> _PROBLEM TO WORK ON_: The records that follow are to be repeated exactly, with the pictures removed.

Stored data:
--- Start ---
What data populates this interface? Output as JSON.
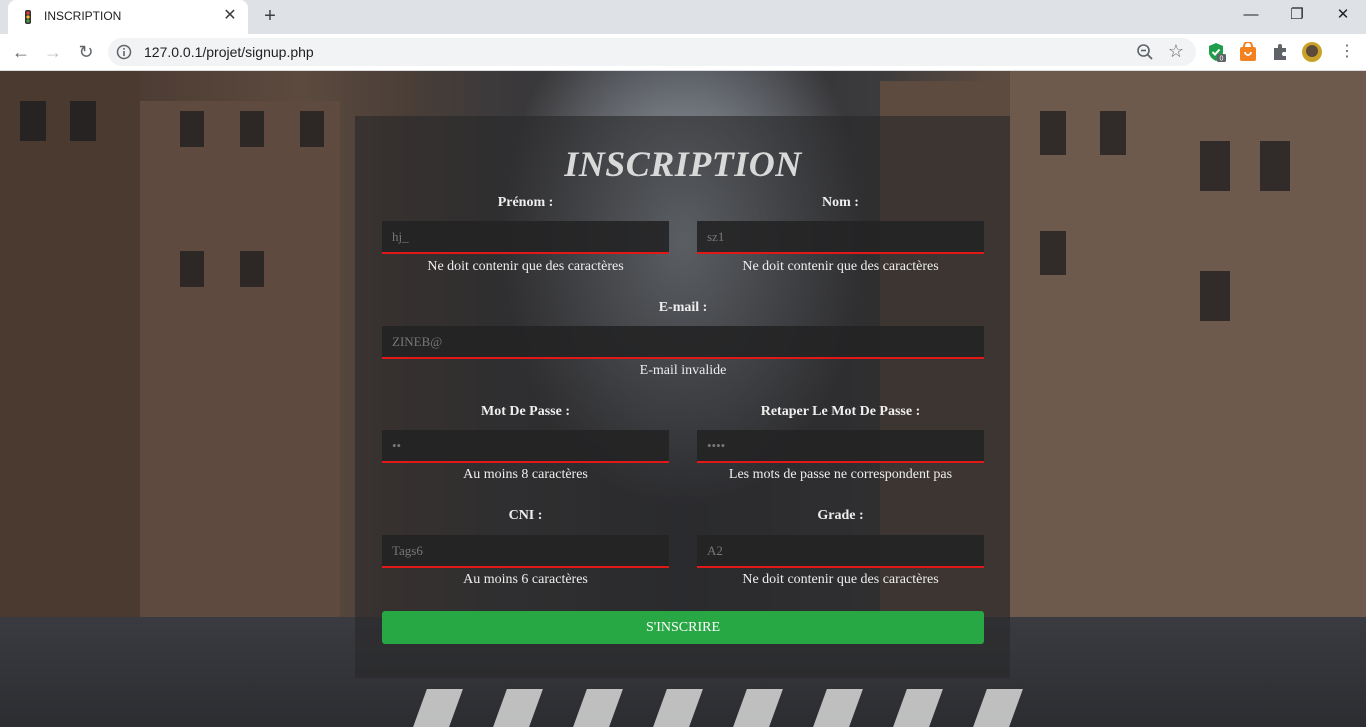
{
  "browser": {
    "tab_title": "INSCRIPTION",
    "url": "127.0.0.1/projet/signup.php",
    "extension_badge": "0"
  },
  "form": {
    "title": "INSCRIPTION",
    "fields": {
      "prenom": {
        "label": "Prénom :",
        "value": "hj_",
        "error": "Ne doit contenir que des caractères"
      },
      "nom": {
        "label": "Nom :",
        "value": "sz1",
        "error": "Ne doit contenir que des caractères"
      },
      "email": {
        "label": "E-mail :",
        "value": "ZINEB@",
        "error": "E-mail invalide"
      },
      "password": {
        "label": "Mot De Passe :",
        "value": "••",
        "error": "Au moins 8 caractères"
      },
      "password_confirm": {
        "label": "Retaper Le Mot De Passe :",
        "value": "••••",
        "error": "Les mots de passe ne correspondent pas"
      },
      "cni": {
        "label": "CNI :",
        "value": "Tags6",
        "error": "Au moins 6 caractères"
      },
      "grade": {
        "label": "Grade :",
        "value": "A2",
        "error": "Ne doit contenir que des caractères"
      }
    },
    "submit_label": "S'INSCRIRE"
  },
  "colors": {
    "error_border": "#e01818",
    "submit_bg": "#28a745"
  }
}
--- End ---
> _EXERCISE RESPONSE_:
What data populates this interface? Output as JSON.
{
  "browser": {
    "tab_title": "INSCRIPTION",
    "url": "127.0.0.1/projet/signup.php",
    "extension_badge": "0"
  },
  "form": {
    "title": "INSCRIPTION",
    "fields": {
      "prenom": {
        "label": "Prénom :",
        "value": "hj_",
        "error": "Ne doit contenir que des caractères"
      },
      "nom": {
        "label": "Nom :",
        "value": "sz1",
        "error": "Ne doit contenir que des caractères"
      },
      "email": {
        "label": "E-mail :",
        "value": "ZINEB@",
        "error": "E-mail invalide"
      },
      "password": {
        "label": "Mot De Passe :",
        "value": "••",
        "error": "Au moins 8 caractères"
      },
      "password_confirm": {
        "label": "Retaper Le Mot De Passe :",
        "value": "••••",
        "error": "Les mots de passe ne correspondent pas"
      },
      "cni": {
        "label": "CNI :",
        "value": "Tags6",
        "error": "Au moins 6 caractères"
      },
      "grade": {
        "label": "Grade :",
        "value": "A2",
        "error": "Ne doit contenir que des caractères"
      }
    },
    "submit_label": "S'INSCRIRE"
  },
  "colors": {
    "error_border": "#e01818",
    "submit_bg": "#28a745"
  }
}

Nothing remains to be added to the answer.